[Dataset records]
━━━━━━━━━━

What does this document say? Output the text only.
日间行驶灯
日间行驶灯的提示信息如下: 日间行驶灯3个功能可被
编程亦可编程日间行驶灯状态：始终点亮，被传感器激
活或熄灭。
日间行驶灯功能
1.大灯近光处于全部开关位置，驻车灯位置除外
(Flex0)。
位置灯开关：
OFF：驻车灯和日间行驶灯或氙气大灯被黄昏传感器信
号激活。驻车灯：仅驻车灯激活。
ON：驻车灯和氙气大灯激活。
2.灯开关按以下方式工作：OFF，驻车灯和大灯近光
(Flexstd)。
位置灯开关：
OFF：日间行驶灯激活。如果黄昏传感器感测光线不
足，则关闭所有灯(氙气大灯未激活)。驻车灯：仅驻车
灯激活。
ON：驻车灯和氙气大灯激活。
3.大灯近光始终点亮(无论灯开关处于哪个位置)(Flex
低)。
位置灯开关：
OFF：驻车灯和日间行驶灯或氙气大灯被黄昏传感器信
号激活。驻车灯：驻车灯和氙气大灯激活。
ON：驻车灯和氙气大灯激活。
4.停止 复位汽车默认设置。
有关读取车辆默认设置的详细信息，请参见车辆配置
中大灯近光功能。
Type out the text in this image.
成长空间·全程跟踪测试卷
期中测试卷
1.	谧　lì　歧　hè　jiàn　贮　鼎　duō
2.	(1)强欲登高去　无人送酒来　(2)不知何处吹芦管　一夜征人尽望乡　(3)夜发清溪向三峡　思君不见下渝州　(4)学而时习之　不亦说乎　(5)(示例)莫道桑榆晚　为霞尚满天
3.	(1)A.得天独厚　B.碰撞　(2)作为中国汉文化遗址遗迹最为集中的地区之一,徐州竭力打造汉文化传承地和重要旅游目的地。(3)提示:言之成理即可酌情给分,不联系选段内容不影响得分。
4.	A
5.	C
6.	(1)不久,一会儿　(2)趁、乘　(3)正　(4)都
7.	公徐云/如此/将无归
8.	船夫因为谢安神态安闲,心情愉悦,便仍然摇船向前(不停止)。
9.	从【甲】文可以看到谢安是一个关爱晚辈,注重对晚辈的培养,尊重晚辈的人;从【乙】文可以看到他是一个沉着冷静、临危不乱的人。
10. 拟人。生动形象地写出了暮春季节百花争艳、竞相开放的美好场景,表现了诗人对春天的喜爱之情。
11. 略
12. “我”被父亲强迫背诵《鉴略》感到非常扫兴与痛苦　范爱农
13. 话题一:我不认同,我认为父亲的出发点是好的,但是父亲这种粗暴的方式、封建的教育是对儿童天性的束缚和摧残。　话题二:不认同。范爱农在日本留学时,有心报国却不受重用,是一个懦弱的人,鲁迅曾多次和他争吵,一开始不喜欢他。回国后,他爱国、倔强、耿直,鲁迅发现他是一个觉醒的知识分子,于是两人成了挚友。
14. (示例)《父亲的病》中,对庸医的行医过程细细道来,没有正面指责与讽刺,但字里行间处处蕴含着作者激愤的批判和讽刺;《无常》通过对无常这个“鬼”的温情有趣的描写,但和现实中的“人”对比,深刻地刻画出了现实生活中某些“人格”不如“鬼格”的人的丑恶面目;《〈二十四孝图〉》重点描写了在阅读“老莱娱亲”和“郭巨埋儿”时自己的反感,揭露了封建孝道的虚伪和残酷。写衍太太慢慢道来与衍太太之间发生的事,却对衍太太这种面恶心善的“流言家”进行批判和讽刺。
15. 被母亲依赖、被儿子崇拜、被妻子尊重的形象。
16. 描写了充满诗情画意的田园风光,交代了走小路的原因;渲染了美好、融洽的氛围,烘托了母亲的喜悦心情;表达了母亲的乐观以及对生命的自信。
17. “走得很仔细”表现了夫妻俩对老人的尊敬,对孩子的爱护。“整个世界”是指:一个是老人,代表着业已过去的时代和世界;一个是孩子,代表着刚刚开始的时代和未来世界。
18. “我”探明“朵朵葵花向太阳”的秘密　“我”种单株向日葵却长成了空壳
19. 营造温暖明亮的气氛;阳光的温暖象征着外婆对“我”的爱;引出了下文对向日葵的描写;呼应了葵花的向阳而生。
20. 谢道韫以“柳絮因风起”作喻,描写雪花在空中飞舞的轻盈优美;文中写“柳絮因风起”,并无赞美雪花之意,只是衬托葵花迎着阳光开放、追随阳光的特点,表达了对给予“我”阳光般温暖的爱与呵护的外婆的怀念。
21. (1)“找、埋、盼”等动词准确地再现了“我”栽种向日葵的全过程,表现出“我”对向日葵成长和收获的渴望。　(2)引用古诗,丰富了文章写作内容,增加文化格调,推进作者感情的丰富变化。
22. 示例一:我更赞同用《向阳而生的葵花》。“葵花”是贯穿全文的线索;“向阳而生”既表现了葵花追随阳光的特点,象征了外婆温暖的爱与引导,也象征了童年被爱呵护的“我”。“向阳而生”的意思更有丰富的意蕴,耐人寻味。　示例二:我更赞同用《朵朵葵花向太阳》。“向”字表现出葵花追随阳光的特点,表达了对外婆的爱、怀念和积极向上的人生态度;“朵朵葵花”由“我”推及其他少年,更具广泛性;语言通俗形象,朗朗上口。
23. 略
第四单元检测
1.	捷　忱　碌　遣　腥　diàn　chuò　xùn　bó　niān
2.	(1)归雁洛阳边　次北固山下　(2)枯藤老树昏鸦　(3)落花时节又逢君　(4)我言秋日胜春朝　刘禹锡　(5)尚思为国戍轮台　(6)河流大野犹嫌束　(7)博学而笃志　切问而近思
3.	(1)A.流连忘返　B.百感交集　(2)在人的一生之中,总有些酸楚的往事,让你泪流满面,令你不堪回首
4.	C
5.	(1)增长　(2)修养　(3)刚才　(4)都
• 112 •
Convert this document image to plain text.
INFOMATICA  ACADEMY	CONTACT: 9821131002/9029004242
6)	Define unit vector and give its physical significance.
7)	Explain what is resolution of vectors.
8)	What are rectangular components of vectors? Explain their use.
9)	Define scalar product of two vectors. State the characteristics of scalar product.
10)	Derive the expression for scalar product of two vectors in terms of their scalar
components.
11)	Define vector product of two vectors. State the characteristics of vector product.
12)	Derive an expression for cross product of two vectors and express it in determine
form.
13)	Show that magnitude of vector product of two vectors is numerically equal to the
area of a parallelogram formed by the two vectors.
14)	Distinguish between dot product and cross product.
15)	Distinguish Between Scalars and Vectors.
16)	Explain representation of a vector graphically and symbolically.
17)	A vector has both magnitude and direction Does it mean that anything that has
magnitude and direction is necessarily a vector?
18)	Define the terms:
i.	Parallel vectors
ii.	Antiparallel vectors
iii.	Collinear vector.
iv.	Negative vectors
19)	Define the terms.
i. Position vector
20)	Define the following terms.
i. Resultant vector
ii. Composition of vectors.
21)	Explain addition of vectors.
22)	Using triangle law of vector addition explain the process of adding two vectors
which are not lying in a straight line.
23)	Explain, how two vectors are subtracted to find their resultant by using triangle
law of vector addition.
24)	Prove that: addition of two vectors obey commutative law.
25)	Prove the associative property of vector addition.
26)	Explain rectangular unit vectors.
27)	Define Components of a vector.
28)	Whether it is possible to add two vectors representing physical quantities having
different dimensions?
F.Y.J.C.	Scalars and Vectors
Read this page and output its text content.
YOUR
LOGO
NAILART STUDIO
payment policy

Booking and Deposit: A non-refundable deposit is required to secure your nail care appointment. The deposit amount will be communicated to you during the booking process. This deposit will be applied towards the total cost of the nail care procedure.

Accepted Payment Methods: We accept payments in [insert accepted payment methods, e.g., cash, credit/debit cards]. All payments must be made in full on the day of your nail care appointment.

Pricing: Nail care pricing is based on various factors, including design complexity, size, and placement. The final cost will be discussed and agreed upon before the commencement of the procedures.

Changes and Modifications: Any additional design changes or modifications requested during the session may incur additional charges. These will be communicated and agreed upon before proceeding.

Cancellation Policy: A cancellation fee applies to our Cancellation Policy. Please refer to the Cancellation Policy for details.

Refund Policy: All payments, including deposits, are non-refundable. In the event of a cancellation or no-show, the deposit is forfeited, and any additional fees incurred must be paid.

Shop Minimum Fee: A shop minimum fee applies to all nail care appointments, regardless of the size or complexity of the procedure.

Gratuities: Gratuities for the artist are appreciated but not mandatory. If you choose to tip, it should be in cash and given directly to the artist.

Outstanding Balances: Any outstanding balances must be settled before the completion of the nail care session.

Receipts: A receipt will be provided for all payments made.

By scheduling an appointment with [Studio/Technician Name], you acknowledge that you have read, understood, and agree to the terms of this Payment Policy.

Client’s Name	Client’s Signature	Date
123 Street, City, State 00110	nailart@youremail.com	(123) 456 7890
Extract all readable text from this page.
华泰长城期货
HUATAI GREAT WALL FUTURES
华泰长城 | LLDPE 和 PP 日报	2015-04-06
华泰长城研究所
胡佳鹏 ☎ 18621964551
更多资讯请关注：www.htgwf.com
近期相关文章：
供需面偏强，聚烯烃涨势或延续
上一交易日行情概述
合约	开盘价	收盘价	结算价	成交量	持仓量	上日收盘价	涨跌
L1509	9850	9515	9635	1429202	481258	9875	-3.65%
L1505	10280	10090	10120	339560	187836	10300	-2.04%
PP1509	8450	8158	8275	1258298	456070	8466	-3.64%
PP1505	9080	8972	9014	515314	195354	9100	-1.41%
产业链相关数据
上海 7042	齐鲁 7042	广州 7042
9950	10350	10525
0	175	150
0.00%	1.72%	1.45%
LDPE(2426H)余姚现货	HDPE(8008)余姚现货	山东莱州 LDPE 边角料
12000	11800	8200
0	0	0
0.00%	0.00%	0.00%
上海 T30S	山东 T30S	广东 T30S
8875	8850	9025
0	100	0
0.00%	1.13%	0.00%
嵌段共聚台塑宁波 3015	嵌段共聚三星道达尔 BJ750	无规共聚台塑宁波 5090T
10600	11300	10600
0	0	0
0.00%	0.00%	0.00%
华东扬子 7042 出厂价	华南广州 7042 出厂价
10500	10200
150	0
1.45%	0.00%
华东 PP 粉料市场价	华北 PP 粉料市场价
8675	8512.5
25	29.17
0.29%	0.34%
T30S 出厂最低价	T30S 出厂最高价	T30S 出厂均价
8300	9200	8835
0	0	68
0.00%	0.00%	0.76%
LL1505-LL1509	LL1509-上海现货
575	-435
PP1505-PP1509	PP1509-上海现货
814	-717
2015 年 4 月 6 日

━━━━━━━━━━

▶ [Exercise] Pick out the lines above that hold the string "triangle" and show them.

▶ [Full answer]
22)	Using triangle law of vector addition explain the process of adding two vectors
23)	Explain, how two vectors are subtracted to find their resultant by using triangle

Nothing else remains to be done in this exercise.